Extract the full listing below without altering a single character.

--------------------

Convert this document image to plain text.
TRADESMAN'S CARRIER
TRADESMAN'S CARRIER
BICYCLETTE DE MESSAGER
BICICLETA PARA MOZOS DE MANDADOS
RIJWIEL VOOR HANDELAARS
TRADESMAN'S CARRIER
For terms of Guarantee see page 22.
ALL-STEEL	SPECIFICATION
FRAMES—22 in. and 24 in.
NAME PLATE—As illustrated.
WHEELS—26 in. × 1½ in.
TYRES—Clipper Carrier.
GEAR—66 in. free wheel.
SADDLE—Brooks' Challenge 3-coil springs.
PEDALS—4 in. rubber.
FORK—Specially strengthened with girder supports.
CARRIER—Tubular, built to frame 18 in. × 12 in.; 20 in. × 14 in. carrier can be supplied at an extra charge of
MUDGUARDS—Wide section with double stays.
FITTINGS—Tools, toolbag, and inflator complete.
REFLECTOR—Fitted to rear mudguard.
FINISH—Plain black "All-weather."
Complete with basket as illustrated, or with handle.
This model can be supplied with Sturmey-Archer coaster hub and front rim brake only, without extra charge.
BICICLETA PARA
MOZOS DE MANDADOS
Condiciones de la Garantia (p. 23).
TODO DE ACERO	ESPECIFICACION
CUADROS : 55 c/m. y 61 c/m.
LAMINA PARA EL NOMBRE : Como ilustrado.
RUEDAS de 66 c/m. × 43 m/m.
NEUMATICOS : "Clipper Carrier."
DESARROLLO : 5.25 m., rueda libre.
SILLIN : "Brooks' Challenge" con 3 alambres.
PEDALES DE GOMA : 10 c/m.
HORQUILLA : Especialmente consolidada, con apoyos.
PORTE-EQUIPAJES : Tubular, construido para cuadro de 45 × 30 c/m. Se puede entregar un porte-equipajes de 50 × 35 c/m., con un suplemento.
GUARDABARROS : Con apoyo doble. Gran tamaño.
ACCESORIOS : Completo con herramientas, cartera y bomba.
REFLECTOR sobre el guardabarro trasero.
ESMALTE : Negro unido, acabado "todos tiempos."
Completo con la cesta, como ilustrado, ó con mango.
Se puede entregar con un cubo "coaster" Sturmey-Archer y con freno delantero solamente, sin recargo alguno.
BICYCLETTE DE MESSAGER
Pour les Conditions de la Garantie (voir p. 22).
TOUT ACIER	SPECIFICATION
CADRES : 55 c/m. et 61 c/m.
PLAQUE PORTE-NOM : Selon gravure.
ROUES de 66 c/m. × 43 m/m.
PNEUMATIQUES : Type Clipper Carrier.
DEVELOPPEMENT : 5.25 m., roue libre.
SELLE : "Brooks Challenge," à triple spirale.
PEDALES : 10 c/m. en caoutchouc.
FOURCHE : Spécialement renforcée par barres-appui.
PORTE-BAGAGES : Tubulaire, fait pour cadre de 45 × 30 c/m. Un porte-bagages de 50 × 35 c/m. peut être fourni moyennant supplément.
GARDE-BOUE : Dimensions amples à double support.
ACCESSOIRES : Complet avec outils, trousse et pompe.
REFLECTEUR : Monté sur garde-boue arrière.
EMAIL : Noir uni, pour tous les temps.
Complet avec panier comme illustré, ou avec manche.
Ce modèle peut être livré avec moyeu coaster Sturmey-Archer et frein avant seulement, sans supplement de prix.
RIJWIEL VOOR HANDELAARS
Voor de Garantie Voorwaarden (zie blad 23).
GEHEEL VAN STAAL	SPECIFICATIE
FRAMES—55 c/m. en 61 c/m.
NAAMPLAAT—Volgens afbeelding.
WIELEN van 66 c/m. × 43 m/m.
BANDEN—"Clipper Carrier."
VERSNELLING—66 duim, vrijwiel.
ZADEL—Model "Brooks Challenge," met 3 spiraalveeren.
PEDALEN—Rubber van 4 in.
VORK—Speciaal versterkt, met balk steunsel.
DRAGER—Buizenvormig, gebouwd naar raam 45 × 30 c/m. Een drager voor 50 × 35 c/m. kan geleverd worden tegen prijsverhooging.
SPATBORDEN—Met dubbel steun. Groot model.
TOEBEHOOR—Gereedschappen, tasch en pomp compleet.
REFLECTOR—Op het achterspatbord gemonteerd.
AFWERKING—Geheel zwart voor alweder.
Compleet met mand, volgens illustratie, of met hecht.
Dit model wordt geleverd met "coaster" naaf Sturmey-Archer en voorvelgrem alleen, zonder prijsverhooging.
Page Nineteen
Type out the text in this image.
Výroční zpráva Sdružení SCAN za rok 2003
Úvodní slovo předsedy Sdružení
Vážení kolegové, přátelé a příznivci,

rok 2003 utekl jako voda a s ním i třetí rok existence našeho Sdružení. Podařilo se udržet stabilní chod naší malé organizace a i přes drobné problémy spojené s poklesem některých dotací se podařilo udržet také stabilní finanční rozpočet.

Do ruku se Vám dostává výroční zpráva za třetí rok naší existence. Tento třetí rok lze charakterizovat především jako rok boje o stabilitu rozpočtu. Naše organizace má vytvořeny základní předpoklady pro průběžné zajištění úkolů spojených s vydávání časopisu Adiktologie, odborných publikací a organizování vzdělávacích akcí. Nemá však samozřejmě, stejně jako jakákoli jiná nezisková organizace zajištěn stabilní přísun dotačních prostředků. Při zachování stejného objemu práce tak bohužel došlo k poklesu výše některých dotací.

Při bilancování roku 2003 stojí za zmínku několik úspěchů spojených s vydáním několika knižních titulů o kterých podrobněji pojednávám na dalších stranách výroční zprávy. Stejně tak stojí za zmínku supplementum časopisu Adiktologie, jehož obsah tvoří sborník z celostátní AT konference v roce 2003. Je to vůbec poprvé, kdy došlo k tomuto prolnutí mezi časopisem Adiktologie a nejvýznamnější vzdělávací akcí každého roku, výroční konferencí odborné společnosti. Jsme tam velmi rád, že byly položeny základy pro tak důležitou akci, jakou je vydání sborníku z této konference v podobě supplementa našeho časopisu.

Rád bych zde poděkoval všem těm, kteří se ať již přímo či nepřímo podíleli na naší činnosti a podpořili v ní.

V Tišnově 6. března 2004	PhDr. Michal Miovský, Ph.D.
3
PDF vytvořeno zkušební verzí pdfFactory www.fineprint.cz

--------------------

COMPLETE RESPONSE:
Convert this document image to plain text.
TRADESMAN'S CARRIER
TRADESMAN'S CARRIER
BICYCLETTE DE MESSAGER
BICICLETA PARA MOZOS DE MANDADOS
RIJWIEL VOOR HANDELAARS
TRADESMAN'S CARRIER
For terms of Guarantee see page 22.
ALL-STEEL	SPECIFICATION
FRAMES—22 in. and 24 in.
NAME PLATE—As illustrated.
WHEELS—26 in. × 1½ in.
TYRES—Clipper Carrier.
GEAR—66 in. free wheel.
SADDLE—Brooks' Challenge 3-coil springs.
PEDALS—4 in. rubber.
FORK—Specially strengthened with girder supports.
CARRIER—Tubular, built to frame 18 in. × 12 in.; 20 in. × 14 in. carrier can be supplied at an extra charge of
MUDGUARDS—Wide section with double stays.
FITTINGS—Tools, toolbag, and inflator complete.
REFLECTOR—Fitted to rear mudguard.
FINISH—Plain black "All-weather."
Complete with basket as illustrated, or with handle.
This model can be supplied with Sturmey-Archer coaster hub and front rim brake only, without extra charge.
BICICLETA PARA
MOZOS DE MANDADOS
Condiciones de la Garantia (p. 23).
TODO DE ACERO	ESPECIFICACION
CUADROS : 55 c/m. y 61 c/m.
LAMINA PARA EL NOMBRE : Como ilustrado.
RUEDAS de 66 c/m. × 43 m/m.
NEUMATICOS : "Clipper Carrier."
DESARROLLO : 5.25 m., rueda libre.
SILLIN : "Brooks' Challenge" con 3 alambres.
PEDALES DE GOMA : 10 c/m.
HORQUILLA : Especialmente consolidada, con apoyos.
PORTE-EQUIPAJES : Tubular, construido para cuadro de 45 × 30 c/m. Se puede entregar un porte-equipajes de 50 × 35 c/m., con un suplemento.
GUARDABARROS : Con apoyo doble. Gran tamaño.
ACCESORIOS : Completo con herramientas, cartera y bomba.
REFLECTOR sobre el guardabarro trasero.
ESMALTE : Negro unido, acabado "todos tiempos."
Completo con la cesta, como ilustrado, ó con mango.
Se puede entregar con un cubo "coaster" Sturmey-Archer y con freno delantero solamente, sin recargo alguno.
BICYCLETTE DE MESSAGER
Pour les Conditions de la Garantie (voir p. 22).
TOUT ACIER	SPECIFICATION
CADRES : 55 c/m. et 61 c/m.
PLAQUE PORTE-NOM : Selon gravure.
ROUES de 66 c/m. × 43 m/m.
PNEUMATIQUES : Type Clipper Carrier.
DEVELOPPEMENT : 5.25 m., roue libre.
SELLE : "Brooks Challenge," à triple spirale.
PEDALES : 10 c/m. en caoutchouc.
FOURCHE : Spécialement renforcée par barres-appui.
PORTE-BAGAGES : Tubulaire, fait pour cadre de 45 × 30 c/m. Un porte-bagages de 50 × 35 c/m. peut être fourni moyennant supplément.
GARDE-BOUE : Dimensions amples à double support.
ACCESSOIRES : Complet avec outils, trousse et pompe.
REFLECTEUR : Monté sur garde-boue arrière.
EMAIL : Noir uni, pour tous les temps.
Complet avec panier comme illustré, ou avec manche.
Ce modèle peut être livré avec moyeu coaster Sturmey-Archer et frein avant seulement, sans supplement de prix.
RIJWIEL VOOR HANDELAARS
Voor de Garantie Voorwaarden (zie blad 23).
GEHEEL VAN STAAL	SPECIFICATIE
FRAMES—55 c/m. en 61 c/m.
NAAMPLAAT—Volgens afbeelding.
WIELEN van 66 c/m. × 43 m/m.
BANDEN—"Clipper Carrier."
VERSNELLING—66 duim, vrijwiel.
ZADEL—Model "Brooks Challenge," met 3 spiraalveeren.
PEDALEN—Rubber van 4 in.
VORK—Speciaal versterkt, met balk steunsel.
DRAGER—Buizenvormig, gebouwd naar raam 45 × 30 c/m. Een drager voor 50 × 35 c/m. kan geleverd worden tegen prijsverhooging.
SPATBORDEN—Met dubbel steun. Groot model.
TOEBEHOOR—Gereedschappen, tasch en pomp compleet.
REFLECTOR—Op het achterspatbord gemonteerd.
AFWERKING—Geheel zwart voor alweder.
Compleet met mand, volgens illustratie, of met hecht.
Dit model wordt geleverd met "coaster" naaf Sturmey-Archer en voorvelgrem alleen, zonder prijsverhooging.
Page Nineteen
Type out the text in this image.
Výroční zpráva Sdružení SCAN za rok 2003
Úvodní slovo předsedy Sdružení
Vážení kolegové, přátelé a příznivci,

rok 2003 utekl jako voda a s ním i třetí rok existence našeho Sdružení. Podařilo se udržet stabilní chod naší malé organizace a i přes drobné problémy spojené s poklesem některých dotací se podařilo udržet také stabilní finanční rozpočet.

Do ruku se Vám dostává výroční zpráva za třetí rok naší existence. Tento třetí rok lze charakterizovat především jako rok boje o stabilitu rozpočtu. Naše organizace má vytvořeny základní předpoklady pro průběžné zajištění úkolů spojených s vydávání časopisu Adiktologie, odborných publikací a organizování vzdělávacích akcí. Nemá však samozřejmě, stejně jako jakákoli jiná nezisková organizace zajištěn stabilní přísun dotačních prostředků. Při zachování stejného objemu práce tak bohužel došlo k poklesu výše některých dotací.

Při bilancování roku 2003 stojí za zmínku několik úspěchů spojených s vydáním několika knižních titulů o kterých podrobněji pojednávám na dalších stranách výroční zprávy. Stejně tak stojí za zmínku supplementum časopisu Adiktologie, jehož obsah tvoří sborník z celostátní AT konference v roce 2003. Je to vůbec poprvé, kdy došlo k tomuto prolnutí mezi časopisem Adiktologie a nejvýznamnější vzdělávací akcí každého roku, výroční konferencí odborné společnosti. Jsme tam velmi rád, že byly položeny základy pro tak důležitou akci, jakou je vydání sborníku z této konference v podobě supplementa našeho časopisu.

Rád bych zde poděkoval všem těm, kteří se ať již přímo či nepřímo podíleli na naší činnosti a podpořili v ní.

V Tišnově 6. března 2004	PhDr. Michal Miovský, Ph.D.
3
PDF vytvořeno zkušební verzí pdfFactory www.fineprint.cz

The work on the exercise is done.